(Stored data)
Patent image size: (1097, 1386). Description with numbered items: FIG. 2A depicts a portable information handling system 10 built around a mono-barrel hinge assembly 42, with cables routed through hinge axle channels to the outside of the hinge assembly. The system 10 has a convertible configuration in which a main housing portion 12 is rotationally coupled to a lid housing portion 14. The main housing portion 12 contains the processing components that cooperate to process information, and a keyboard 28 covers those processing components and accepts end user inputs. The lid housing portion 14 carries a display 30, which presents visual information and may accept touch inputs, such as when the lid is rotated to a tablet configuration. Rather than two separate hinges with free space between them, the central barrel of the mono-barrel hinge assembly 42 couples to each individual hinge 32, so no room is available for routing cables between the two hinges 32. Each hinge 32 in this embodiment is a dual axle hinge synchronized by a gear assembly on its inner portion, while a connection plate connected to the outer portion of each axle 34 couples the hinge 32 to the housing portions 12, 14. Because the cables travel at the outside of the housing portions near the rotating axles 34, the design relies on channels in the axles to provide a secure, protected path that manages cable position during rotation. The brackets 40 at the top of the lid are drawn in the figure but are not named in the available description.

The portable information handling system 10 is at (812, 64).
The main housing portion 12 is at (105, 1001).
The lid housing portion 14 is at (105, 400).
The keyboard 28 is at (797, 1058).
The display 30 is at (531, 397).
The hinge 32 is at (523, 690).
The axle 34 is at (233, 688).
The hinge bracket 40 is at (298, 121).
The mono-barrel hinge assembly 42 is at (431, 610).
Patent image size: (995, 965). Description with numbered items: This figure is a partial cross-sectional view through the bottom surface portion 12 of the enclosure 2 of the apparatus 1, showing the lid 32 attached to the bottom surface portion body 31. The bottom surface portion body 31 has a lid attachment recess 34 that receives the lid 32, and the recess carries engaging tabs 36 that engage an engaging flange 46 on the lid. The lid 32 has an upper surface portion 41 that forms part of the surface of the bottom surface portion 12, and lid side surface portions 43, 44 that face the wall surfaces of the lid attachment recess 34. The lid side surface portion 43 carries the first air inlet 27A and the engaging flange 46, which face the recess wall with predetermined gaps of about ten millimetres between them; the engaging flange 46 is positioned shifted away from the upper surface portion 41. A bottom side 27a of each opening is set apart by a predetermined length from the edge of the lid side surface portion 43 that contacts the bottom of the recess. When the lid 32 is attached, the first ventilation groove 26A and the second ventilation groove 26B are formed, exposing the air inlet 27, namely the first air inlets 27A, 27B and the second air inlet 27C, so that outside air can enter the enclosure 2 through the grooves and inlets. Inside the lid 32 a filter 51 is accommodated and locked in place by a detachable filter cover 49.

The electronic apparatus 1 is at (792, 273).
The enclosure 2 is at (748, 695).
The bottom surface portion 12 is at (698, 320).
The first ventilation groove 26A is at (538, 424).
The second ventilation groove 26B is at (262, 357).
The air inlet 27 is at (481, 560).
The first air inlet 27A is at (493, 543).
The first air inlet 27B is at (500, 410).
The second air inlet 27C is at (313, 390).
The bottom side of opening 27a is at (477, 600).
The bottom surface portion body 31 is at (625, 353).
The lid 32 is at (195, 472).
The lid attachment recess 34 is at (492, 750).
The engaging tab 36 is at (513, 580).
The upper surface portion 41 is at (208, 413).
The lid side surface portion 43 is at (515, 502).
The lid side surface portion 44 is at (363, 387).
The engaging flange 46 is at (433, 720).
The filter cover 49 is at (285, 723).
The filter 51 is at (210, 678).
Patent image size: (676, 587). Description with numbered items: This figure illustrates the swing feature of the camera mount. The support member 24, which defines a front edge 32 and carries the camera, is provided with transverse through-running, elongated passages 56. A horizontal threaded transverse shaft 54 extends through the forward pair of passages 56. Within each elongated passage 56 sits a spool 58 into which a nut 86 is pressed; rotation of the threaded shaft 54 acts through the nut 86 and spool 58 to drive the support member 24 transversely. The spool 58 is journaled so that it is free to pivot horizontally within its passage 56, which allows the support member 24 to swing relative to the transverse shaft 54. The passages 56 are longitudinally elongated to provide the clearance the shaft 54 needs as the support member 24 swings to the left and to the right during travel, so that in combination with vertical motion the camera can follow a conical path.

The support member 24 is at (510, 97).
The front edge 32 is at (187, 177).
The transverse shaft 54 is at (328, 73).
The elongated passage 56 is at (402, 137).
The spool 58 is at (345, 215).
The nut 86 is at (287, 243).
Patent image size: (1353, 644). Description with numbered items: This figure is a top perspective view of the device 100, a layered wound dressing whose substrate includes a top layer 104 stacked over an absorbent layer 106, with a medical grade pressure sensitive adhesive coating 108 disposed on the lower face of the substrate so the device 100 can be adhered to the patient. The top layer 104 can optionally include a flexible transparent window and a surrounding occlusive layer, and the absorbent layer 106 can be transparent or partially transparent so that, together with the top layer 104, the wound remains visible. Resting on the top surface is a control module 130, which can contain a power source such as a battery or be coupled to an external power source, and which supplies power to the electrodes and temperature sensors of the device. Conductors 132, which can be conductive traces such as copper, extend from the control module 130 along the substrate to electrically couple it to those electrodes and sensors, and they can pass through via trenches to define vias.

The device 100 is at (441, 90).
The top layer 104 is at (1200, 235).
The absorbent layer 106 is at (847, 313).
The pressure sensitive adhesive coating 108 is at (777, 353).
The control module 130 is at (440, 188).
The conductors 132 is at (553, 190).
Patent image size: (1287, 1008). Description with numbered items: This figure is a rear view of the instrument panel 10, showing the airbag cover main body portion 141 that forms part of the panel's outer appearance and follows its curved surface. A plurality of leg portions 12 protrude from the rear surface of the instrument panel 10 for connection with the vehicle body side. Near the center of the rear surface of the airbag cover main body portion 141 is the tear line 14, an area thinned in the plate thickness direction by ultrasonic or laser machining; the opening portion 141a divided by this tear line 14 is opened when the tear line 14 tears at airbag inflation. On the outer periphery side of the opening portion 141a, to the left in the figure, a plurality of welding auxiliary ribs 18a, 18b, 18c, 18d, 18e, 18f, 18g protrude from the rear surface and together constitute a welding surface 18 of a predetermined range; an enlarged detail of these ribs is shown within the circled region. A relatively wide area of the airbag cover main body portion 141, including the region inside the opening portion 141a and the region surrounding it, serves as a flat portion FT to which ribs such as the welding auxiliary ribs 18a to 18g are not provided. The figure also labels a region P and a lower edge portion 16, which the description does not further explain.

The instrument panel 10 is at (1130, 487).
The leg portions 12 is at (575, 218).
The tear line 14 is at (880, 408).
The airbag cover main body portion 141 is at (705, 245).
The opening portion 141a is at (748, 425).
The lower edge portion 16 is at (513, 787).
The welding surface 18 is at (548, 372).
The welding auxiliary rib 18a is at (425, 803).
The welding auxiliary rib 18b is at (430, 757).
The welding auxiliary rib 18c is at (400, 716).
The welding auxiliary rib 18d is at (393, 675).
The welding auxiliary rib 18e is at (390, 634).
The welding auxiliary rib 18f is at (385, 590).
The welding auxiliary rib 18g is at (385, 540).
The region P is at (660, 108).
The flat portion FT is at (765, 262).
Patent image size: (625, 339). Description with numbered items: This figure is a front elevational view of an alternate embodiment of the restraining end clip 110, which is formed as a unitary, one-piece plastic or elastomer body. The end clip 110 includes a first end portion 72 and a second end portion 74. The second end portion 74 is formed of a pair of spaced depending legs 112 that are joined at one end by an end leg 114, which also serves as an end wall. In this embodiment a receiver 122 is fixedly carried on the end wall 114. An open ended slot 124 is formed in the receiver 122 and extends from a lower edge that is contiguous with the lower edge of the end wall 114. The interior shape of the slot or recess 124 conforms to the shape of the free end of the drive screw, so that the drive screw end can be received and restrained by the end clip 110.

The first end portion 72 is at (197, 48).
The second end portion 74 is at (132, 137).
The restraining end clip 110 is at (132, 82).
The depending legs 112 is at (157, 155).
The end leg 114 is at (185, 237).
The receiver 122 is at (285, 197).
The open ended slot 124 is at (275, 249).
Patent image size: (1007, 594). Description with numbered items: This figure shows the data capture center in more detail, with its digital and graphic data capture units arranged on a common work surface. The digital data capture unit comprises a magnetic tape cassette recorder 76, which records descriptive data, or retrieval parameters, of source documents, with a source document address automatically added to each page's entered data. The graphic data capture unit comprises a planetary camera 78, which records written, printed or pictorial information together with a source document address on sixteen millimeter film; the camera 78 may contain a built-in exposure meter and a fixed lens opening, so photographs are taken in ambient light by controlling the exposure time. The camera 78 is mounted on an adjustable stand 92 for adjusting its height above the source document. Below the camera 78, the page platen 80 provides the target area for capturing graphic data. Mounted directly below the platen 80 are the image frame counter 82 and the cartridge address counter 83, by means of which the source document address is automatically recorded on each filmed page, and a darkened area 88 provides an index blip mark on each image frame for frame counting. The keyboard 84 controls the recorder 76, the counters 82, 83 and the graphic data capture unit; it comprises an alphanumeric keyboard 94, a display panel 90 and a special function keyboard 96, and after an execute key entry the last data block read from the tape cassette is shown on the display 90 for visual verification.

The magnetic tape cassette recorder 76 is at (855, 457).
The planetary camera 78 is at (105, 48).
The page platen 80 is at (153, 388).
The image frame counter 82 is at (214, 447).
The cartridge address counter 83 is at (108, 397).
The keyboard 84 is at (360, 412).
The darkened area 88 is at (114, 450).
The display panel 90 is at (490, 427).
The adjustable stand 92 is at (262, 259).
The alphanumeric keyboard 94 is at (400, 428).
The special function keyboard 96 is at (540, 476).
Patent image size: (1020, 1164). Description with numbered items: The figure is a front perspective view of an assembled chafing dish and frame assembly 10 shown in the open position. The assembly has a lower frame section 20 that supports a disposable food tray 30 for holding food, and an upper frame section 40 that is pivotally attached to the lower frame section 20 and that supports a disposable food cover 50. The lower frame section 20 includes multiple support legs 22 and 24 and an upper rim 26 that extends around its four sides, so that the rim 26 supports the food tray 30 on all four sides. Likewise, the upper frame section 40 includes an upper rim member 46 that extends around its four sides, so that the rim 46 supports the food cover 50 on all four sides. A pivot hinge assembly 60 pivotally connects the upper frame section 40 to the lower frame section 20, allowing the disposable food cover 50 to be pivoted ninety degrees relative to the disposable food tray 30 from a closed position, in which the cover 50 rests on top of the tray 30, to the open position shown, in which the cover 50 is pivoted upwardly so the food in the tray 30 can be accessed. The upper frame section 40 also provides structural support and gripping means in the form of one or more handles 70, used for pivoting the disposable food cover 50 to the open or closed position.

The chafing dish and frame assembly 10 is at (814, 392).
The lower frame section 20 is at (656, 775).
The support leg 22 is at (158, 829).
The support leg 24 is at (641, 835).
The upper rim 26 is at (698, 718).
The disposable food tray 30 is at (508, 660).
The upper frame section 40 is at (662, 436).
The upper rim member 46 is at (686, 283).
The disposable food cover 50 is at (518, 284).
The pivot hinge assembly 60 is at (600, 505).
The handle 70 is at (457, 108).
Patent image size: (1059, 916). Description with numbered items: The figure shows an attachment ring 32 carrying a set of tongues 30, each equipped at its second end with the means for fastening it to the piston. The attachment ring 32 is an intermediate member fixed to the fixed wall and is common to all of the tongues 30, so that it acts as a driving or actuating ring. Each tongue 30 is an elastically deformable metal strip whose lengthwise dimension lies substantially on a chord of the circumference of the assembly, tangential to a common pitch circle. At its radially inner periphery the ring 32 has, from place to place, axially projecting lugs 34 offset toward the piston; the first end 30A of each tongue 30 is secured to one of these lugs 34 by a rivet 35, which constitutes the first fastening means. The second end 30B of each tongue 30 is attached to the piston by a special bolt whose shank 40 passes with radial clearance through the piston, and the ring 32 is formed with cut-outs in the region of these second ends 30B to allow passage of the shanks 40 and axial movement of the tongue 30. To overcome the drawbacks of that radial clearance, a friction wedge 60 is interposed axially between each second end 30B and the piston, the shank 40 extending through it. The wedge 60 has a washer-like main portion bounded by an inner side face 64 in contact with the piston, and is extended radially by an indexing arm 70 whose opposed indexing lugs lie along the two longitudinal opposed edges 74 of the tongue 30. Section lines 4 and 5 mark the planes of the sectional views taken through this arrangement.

PROMPT
Reproduce the items above verbatim, from the line containing "Patent image size: (625, 339)." through the line containing "The second end portion 74 is at (132, 137).", both included.

RESULT
Patent image size: (625, 339). Description with numbered items: This figure is a front elevational view of an alternate embodiment of the restraining end clip 110, which is formed as a unitary, one-piece plastic or elastomer body. The end clip 110 includes a first end portion 72 and a second end portion 74. The second end portion 74 is formed of a pair of spaced depending legs 112 that are joined at one end by an end leg 114, which also serves as an end wall. In this embodiment a receiver 122 is fixedly carried on the end wall 114. An open ended slot 124 is formed in the receiver 122 and extends from a lower edge that is contiguous with the lower edge of the end wall 114. The interior shape of the slot or recess 124 conforms to the shape of the free end of the drive screw, so that the drive screw end can be received and restrained by the end clip 110.

The first end portion 72 is at (197, 48).
The second end portion 74 is at (132, 137).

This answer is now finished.